Dataset records
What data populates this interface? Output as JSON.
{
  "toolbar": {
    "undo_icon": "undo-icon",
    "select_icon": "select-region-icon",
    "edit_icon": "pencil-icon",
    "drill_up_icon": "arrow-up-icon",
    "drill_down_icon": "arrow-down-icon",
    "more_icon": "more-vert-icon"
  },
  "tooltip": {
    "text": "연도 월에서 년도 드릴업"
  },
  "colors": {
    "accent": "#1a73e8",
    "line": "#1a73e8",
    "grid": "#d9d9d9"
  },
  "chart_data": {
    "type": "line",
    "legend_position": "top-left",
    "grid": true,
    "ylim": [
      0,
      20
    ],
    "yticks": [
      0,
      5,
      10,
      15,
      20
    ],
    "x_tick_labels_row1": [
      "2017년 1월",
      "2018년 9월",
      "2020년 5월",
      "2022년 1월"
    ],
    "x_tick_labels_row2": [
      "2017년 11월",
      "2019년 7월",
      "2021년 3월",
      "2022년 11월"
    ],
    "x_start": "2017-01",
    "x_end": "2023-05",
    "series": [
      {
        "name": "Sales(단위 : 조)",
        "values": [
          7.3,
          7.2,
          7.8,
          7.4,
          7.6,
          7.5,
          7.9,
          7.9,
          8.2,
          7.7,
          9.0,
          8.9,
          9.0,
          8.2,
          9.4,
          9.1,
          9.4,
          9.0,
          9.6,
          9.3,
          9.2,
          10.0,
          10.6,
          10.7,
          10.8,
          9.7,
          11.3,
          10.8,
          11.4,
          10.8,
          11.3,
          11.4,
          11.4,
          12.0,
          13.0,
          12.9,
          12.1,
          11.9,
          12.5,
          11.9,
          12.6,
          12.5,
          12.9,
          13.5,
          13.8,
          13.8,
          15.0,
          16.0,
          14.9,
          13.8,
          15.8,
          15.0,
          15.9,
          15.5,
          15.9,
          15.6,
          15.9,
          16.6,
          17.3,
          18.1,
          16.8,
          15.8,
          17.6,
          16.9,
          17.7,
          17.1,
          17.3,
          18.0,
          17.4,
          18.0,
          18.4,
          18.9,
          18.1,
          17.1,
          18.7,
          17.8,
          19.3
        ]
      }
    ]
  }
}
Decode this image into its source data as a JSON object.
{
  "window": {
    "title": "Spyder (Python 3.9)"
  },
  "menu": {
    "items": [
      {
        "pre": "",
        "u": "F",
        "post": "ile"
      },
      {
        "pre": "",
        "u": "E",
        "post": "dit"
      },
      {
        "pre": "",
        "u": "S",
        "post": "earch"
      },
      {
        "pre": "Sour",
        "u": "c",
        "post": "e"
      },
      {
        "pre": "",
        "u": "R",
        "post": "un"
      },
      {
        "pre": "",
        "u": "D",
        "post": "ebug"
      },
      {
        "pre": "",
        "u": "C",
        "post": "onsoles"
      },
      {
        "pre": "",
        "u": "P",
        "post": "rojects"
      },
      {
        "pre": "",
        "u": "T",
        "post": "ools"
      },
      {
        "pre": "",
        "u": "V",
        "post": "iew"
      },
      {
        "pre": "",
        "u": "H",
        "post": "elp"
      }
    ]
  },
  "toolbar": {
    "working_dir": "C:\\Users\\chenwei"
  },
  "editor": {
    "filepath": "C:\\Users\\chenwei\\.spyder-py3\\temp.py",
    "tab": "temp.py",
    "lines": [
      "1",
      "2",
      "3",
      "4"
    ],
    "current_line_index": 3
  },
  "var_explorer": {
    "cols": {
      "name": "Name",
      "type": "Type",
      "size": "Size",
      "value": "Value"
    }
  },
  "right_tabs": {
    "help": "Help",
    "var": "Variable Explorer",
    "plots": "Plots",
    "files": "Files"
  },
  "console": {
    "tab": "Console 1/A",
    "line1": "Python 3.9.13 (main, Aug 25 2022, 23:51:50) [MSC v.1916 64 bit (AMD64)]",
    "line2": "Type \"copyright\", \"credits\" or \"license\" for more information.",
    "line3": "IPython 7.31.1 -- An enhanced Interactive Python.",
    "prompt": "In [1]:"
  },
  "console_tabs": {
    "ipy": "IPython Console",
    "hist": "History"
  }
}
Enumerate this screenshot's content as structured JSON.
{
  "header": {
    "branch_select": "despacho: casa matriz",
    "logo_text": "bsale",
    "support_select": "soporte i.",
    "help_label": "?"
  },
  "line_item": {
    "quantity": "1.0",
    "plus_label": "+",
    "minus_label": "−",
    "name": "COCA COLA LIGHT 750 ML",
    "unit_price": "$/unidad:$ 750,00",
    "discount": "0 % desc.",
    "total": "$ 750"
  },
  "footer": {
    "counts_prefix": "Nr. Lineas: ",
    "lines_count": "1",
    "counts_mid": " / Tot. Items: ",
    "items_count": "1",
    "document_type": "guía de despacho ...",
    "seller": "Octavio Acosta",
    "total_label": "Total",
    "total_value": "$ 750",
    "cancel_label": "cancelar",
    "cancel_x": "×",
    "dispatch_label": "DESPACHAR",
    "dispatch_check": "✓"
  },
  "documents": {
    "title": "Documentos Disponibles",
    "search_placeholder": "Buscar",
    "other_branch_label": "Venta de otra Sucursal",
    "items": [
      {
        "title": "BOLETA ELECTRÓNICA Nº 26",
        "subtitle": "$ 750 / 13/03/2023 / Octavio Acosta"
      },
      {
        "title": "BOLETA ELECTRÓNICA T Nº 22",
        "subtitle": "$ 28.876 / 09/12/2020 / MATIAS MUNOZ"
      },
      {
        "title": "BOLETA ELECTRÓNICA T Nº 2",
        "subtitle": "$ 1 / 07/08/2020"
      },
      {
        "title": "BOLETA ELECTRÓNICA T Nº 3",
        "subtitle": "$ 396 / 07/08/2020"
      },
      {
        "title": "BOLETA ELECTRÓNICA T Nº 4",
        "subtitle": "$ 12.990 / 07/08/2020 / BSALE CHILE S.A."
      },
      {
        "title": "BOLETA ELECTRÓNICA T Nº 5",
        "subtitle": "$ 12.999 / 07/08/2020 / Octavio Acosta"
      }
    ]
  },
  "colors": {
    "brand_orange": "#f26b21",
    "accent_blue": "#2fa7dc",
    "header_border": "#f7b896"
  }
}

§ **Goal**
Take the entries above and transcribe them exactly.

§ **The reply**
What data populates this interface? Output as JSON.
{
  "toolbar": {
    "undo_icon": "undo-icon",
    "select_icon": "select-region-icon",
    "edit_icon": "pencil-icon",
    "drill_up_icon": "arrow-up-icon",
    "drill_down_icon": "arrow-down-icon",
    "more_icon": "more-vert-icon"
  },
  "tooltip": {
    "text": "연도 월에서 년도 드릴업"
  },
  "colors": {
    "accent": "#1a73e8",
    "line": "#1a73e8",
    "grid": "#d9d9d9"
  },
  "chart_data": {
    "type": "line",
    "legend_position": "top-left",
    "grid": true,
    "ylim": [
      0,
      20
    ],
    "yticks": [
      0,
      5,
      10,
      15,
      20
    ],
    "x_tick_labels_row1": [
      "2017년 1월",
      "2018년 9월",
      "2020년 5월",
      "2022년 1월"
    ],
    "x_tick_labels_row2": [
      "2017년 11월",
      "2019년 7월",
      "2021년 3월",
      "2022년 11월"
    ],
    "x_start": "2017-01",
    "x_end": "2023-05",
    "series": [
      {
        "name": "Sales(단위 : 조)",
        "values": [
          7.3,
          7.2,
          7.8,
          7.4,
          7.6,
          7.5,
          7.9,
          7.9,
          8.2,
          7.7,
          9.0,
          8.9,
          9.0,
          8.2,
          9.4,
          9.1,
          9.4,
          9.0,
          9.6,
          9.3,
          9.2,
          10.0,
          10.6,
          10.7,
          10.8,
          9.7,
          11.3,
          10.8,
          11.4,
          10.8,
          11.3,
          11.4,
          11.4,
          12.0,
          13.0,
          12.9,
          12.1,
          11.9,
          12.5,
          11.9,
          12.6,
          12.5,
          12.9,
          13.5,
          13.8,
          13.8,
          15.0,
          16.0,
          14.9,
          13.8,
          15.8,
          15.0,
          15.9,
          15.5,
          15.9,
          15.6,
          15.9,
          16.6,
          17.3,
          18.1,
          16.8,
          15.8,
          17.6,
          16.9,
          17.7,
          17.1,
          17.3,
          18.0,
          17.4,
          18.0,
          18.4,
          18.9,
          18.1,
          17.1,
          18.7,
          17.8,
          19.3
        ]
      }
    ]
  }
}
Decode this image into its source data as a JSON object.
{
  "window": {
    "title": "Spyder (Python 3.9)"
  },
  "menu": {
    "items": [
      {
        "pre": "",
        "u": "F",
        "post": "ile"
      },
      {
        "pre": "",
        "u": "E",
        "post": "dit"
      },
      {
        "pre": "",
        "u": "S",
        "post": "earch"
      },
      {
        "pre": "Sour",
        "u": "c",
        "post": "e"
      },
      {
        "pre": "",
        "u": "R",
        "post": "un"
      },
      {
        "pre": "",
        "u": "D",
        "post": "ebug"
      },
      {
        "pre": "",
        "u": "C",
        "post": "onsoles"
      },
      {
        "pre": "",
        "u": "P",
        "post": "rojects"
      },
      {
        "pre": "",
        "u": "T",
        "post": "ools"
      },
      {
        "pre": "",
        "u": "V",
        "post": "iew"
      },
      {
        "pre": "",
        "u": "H",
        "post": "elp"
      }
    ]
  },
  "toolbar": {
    "working_dir": "C:\\Users\\chenwei"
  },
  "editor": {
    "filepath": "C:\\Users\\chenwei\\.spyder-py3\\temp.py",
    "tab": "temp.py",
    "lines": [
      "1",
      "2",
      "3",
      "4"
    ],
    "current_line_index": 3
  },
  "var_explorer": {
    "cols": {
      "name": "Name",
      "type": "Type",
      "size": "Size",
      "value": "Value"
    }
  },
  "right_tabs": {
    "help": "Help",
    "var": "Variable Explorer",
    "plots": "Plots",
    "files": "Files"
  },
  "console": {
    "tab": "Console 1/A",
    "line1": "Python 3.9.13 (main, Aug 25 2022, 23:51:50) [MSC v.1916 64 bit (AMD64)]",
    "line2": "Type \"copyright\", \"credits\" or \"license\" for more information.",
    "line3": "IPython 7.31.1 -- An enhanced Interactive Python.",
    "prompt": "In [1]:"
  },
  "console_tabs": {
    "ipy": "IPython Console",
    "hist": "History"
  }
}
Enumerate this screenshot's content as structured JSON.
{
  "header": {
    "branch_select": "despacho: casa matriz",
    "logo_text": "bsale",
    "support_select": "soporte i.",
    "help_label": "?"
  },
  "line_item": {
    "quantity": "1.0",
    "plus_label": "+",
    "minus_label": "−",
    "name": "COCA COLA LIGHT 750 ML",
    "unit_price": "$/unidad:$ 750,00",
    "discount": "0 % desc.",
    "total": "$ 750"
  },
  "footer": {
    "counts_prefix": "Nr. Lineas: ",
    "lines_count": "1",
    "counts_mid": " / Tot. Items: ",
    "items_count": "1",
    "document_type": "guía de despacho ...",
    "seller": "Octavio Acosta",
    "total_label": "Total",
    "total_value": "$ 750",
    "cancel_label": "cancelar",
    "cancel_x": "×",
    "dispatch_label": "DESPACHAR",
    "dispatch_check": "✓"
  },
  "documents": {
    "title": "Documentos Disponibles",
    "search_placeholder": "Buscar",
    "other_branch_label": "Venta de otra Sucursal",
    "items": [
      {
        "title": "BOLETA ELECTRÓNICA Nº 26",
        "subtitle": "$ 750 / 13/03/2023 / Octavio Acosta"
      },
      {
        "title": "BOLETA ELECTRÓNICA T Nº 22",
        "subtitle": "$ 28.876 / 09/12/2020 / MATIAS MUNOZ"
      },
      {
        "title": "BOLETA ELECTRÓNICA T Nº 2",
        "subtitle": "$ 1 / 07/08/2020"
      },
      {
        "title": "BOLETA ELECTRÓNICA T Nº 3",
        "subtitle": "$ 396 / 07/08/2020"
      },
      {
        "title": "BOLETA ELECTRÓNICA T Nº 4",
        "subtitle": "$ 12.990 / 07/08/2020 / BSALE CHILE S.A."
      },
      {
        "title": "BOLETA ELECTRÓNICA T Nº 5",
        "subtitle": "$ 12.999 / 07/08/2020 / Octavio Acosta"
      }
    ]
  },
  "colors": {
    "brand_orange": "#f26b21",
    "accent_blue": "#2fa7dc",
    "header_border": "#f7b896"
  }
}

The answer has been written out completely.